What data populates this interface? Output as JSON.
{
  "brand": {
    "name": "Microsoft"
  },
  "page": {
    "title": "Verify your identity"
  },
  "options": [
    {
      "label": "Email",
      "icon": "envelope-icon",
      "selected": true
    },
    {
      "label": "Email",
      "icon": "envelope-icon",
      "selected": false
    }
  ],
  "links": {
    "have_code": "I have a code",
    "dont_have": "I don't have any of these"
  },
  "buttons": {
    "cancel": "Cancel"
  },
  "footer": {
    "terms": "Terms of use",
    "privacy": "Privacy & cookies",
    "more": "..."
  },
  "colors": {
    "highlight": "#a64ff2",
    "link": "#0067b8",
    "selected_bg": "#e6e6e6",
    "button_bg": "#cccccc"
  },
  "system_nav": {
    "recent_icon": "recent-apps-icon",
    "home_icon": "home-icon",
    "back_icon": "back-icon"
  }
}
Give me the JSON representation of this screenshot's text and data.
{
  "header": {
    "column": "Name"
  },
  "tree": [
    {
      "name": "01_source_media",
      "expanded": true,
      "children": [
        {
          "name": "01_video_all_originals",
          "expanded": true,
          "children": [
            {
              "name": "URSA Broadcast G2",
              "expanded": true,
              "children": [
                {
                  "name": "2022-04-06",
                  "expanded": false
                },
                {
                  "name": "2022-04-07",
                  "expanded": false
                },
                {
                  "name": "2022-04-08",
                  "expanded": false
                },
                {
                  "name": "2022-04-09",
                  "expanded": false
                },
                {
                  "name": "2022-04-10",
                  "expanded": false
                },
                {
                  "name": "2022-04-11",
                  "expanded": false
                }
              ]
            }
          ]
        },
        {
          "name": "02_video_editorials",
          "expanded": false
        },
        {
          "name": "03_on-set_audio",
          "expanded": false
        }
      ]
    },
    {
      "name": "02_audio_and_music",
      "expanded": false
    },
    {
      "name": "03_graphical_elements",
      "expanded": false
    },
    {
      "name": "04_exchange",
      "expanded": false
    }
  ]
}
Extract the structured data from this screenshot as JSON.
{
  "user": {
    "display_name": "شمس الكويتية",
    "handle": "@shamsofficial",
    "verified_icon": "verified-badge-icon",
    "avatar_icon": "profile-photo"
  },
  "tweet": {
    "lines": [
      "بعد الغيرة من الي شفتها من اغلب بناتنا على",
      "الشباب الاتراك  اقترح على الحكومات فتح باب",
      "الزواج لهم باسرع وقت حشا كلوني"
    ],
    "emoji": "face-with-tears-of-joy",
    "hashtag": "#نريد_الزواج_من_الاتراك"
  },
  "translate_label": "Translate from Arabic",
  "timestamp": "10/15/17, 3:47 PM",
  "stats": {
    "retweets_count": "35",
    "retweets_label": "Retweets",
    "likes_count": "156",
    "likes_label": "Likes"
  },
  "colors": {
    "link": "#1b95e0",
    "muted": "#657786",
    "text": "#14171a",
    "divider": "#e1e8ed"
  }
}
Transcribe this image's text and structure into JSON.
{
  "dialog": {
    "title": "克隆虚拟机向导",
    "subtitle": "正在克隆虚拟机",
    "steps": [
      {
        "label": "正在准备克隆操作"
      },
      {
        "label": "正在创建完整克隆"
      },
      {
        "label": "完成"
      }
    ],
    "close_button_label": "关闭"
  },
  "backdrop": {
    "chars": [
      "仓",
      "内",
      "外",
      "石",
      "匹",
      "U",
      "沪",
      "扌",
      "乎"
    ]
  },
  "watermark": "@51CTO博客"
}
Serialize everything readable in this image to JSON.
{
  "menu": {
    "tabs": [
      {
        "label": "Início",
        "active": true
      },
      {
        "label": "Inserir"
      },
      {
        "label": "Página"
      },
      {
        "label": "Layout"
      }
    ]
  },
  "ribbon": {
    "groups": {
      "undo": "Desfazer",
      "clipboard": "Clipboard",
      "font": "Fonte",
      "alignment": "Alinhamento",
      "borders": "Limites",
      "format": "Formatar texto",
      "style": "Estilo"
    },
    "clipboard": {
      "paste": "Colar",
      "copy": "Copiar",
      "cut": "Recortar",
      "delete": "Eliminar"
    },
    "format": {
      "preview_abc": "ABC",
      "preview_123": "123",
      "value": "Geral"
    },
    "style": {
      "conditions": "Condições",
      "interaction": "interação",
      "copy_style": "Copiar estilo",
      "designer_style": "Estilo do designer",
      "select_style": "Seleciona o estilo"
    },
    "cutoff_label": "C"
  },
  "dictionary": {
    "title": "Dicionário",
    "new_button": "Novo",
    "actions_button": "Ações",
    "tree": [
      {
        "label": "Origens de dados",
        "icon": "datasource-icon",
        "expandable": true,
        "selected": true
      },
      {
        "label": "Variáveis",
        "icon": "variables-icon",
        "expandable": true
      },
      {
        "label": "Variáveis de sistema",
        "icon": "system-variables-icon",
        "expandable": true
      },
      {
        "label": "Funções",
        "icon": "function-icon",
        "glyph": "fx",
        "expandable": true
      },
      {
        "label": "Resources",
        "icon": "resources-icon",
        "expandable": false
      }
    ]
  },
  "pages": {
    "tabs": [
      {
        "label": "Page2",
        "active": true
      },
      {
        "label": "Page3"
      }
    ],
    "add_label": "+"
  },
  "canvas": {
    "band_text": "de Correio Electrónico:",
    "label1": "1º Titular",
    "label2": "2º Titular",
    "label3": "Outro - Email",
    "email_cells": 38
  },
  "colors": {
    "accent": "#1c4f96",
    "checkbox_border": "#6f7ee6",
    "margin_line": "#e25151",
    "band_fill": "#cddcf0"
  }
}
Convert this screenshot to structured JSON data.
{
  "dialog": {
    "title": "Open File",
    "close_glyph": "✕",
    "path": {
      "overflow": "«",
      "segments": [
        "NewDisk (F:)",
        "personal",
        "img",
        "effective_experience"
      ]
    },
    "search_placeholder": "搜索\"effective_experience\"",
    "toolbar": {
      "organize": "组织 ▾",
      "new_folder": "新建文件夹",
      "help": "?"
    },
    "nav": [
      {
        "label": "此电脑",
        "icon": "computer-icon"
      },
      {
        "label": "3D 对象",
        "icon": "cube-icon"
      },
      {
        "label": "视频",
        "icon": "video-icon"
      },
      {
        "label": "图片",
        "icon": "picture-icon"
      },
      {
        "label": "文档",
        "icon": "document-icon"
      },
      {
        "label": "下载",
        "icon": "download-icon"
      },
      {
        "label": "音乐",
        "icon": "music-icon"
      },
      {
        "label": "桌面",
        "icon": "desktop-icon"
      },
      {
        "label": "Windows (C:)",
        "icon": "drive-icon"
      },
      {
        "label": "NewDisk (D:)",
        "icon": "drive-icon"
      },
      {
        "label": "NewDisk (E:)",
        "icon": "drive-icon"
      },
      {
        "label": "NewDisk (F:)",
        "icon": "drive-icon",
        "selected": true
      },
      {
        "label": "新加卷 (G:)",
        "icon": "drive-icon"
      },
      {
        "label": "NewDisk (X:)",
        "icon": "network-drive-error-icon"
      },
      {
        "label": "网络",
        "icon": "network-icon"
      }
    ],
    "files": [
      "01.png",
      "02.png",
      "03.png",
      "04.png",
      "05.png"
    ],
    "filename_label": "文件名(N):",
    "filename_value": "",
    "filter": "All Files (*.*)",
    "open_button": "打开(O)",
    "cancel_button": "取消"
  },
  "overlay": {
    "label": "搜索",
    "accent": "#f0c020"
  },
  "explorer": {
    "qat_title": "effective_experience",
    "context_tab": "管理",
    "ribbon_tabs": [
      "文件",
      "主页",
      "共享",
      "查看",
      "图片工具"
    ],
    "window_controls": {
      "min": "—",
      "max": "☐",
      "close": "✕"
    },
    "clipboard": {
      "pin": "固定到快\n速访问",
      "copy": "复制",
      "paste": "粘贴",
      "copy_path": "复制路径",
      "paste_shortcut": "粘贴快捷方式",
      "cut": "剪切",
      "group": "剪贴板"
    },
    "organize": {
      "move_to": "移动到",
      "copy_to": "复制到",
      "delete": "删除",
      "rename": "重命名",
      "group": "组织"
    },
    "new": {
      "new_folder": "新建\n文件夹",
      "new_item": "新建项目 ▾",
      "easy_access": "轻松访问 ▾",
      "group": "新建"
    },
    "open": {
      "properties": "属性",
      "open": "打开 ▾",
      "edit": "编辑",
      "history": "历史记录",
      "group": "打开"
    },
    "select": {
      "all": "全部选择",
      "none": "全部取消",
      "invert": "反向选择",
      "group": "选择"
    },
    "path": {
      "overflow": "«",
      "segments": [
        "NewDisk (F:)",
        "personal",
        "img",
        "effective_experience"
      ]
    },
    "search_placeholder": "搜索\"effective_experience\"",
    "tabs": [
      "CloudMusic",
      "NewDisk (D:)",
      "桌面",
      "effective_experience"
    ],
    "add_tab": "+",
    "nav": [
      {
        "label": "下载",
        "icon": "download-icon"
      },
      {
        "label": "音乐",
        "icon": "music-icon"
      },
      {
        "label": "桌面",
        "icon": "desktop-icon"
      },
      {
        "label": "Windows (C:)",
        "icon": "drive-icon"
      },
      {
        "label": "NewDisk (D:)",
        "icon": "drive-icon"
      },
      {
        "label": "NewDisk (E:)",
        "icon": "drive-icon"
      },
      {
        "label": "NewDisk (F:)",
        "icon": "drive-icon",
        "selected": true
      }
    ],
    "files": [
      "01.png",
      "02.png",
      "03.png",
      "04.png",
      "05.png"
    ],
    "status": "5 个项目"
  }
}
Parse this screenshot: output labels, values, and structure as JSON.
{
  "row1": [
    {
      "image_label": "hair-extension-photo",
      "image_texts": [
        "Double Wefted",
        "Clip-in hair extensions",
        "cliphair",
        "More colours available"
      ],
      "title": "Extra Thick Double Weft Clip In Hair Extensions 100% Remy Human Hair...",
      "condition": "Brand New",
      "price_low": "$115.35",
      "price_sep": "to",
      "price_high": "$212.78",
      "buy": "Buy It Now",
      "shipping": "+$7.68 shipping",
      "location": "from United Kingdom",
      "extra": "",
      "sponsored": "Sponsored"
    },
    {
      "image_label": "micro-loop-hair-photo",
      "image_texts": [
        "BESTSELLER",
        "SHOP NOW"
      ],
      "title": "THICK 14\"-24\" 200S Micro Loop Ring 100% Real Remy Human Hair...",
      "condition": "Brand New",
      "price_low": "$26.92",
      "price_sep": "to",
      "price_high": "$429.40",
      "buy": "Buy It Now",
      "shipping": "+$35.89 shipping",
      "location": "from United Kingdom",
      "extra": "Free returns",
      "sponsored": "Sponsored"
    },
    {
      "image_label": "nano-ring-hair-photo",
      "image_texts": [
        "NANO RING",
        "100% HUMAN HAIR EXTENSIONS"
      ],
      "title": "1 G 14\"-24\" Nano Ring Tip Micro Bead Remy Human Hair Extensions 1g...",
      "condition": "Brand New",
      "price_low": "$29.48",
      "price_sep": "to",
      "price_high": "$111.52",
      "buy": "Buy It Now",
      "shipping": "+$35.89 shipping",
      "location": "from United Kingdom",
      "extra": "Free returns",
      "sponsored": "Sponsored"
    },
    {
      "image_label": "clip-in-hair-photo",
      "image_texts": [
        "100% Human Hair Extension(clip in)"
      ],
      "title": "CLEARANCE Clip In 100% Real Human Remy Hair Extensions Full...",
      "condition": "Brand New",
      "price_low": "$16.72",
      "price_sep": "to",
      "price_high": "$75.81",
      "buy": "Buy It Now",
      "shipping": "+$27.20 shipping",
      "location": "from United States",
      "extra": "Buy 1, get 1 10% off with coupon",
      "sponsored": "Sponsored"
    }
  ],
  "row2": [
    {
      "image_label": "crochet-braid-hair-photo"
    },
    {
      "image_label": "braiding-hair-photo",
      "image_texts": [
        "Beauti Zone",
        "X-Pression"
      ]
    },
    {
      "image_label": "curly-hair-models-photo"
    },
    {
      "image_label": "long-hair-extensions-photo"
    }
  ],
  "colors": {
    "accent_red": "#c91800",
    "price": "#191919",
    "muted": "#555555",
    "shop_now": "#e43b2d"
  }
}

____________________

• _Exercise_
Above are the records. Identify each line that contains the word "have".

• _The completed task_
    "have_code": "I have a code",
    "dont_have": "I don't have any of these"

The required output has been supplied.